----- Excerpted text
A Jefferson–Jackson Dinner is a title traditionally given to an annual fundraising celebration held by Democratic Party organizations in the United States. It is named for Presidents Thomas Jefferson and Andrew Jackson, which the party traditionally calls its founders.  They are usually held at a local level where they are an opportunity for elected officials, candidates, party staff, advisors, and donors attend.

It is usually held in February or March.  The Republican Party's equivalent is usually called a Lincoln Dinner, Reagan Dinner, or Lincoln–Reagan Dinner.   Into the 1960s, state and local Democratic Parties across the country depended on well-attended Jefferson–Jackson Day dinners to provide their annual funding.  Their financial importance has somewhat dimmed since after the development of different fundraising strategies, although they still serve a function for social networking and conferences.

Change of name 
Due to controversies over Jefferson's slaveholding and Jackson's policy toward Native Americans while in office, some Democratic Party organizations have been removing Jefferson and Jackson from the title of party fundraisers. The flow of the State Democratic Parties seeking to change the name of their iconic Jefferson-Jackson dinner is spurred by a desire to embrace a more modern identity. The usual argument made is that while Jefferson and Jackson were both great men and for a time embodied the spirit of the Democratic Party, they now fail to represent the breadth of change that has affected the Democratic Party and its current membership.
----------
----- Given information
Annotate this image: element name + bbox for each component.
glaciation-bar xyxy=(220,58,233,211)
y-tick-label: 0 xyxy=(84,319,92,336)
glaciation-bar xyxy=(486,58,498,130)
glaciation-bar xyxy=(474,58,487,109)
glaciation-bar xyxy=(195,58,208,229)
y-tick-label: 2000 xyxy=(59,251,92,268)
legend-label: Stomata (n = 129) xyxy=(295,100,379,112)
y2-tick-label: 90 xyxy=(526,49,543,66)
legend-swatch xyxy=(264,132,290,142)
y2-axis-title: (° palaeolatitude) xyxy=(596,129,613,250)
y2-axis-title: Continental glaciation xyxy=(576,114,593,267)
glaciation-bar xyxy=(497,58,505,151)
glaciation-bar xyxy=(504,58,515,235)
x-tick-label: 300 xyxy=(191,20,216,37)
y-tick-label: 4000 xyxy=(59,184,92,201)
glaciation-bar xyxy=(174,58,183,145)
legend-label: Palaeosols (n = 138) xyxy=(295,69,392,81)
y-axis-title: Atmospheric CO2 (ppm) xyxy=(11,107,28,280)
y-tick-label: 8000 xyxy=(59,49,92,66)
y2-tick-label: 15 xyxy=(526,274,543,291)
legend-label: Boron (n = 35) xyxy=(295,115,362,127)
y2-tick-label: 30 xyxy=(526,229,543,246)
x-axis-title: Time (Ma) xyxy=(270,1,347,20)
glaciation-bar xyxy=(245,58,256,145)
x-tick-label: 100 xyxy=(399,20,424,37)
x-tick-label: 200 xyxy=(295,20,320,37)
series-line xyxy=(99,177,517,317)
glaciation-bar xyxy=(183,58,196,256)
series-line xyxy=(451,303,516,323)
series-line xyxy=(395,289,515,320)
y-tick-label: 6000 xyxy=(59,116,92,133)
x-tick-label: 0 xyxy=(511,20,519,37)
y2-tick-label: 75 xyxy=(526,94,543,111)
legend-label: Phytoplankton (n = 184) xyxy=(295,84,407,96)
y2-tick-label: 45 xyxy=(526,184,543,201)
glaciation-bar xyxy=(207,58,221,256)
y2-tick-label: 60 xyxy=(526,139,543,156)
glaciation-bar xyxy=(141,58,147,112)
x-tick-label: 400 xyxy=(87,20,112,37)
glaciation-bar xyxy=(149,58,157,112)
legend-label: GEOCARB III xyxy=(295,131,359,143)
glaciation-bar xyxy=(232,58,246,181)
----------
> **Exercise directions**
Continue the passage on the Jefferson–Jackson Dinner, picking up right after its final sentence.

> **Reply**
Many state Democratic Parties have changed the traditional name. For example:
 In 2012, the Democratic Party of Mississippi initially renamed the dinner after civil rights leader Fannie Lou Hamer, with a Jefferson–Jackson–Hamer celebration, and subsequently renamed the dinner the Hamer-Winter Dinner after Hamer and former governor William Winter in 2018.
 Florida Democratic Party renamed their key dinner event "Leadership Blue."
 Missouri changed the name of their State Dinner to honor Missourian Harry Truman.
 Georgia has changed the name of their State Dinner.
 Iowa in August, 2015 voted to change the name of their Jefferson–Jackson Dinner.  It is now known as the Liberty and Justice Celebration.
 Nebraska Democrats host an annual Morrison Exon Dinner, named after former governors Frank B. Morrison and J. James Exon.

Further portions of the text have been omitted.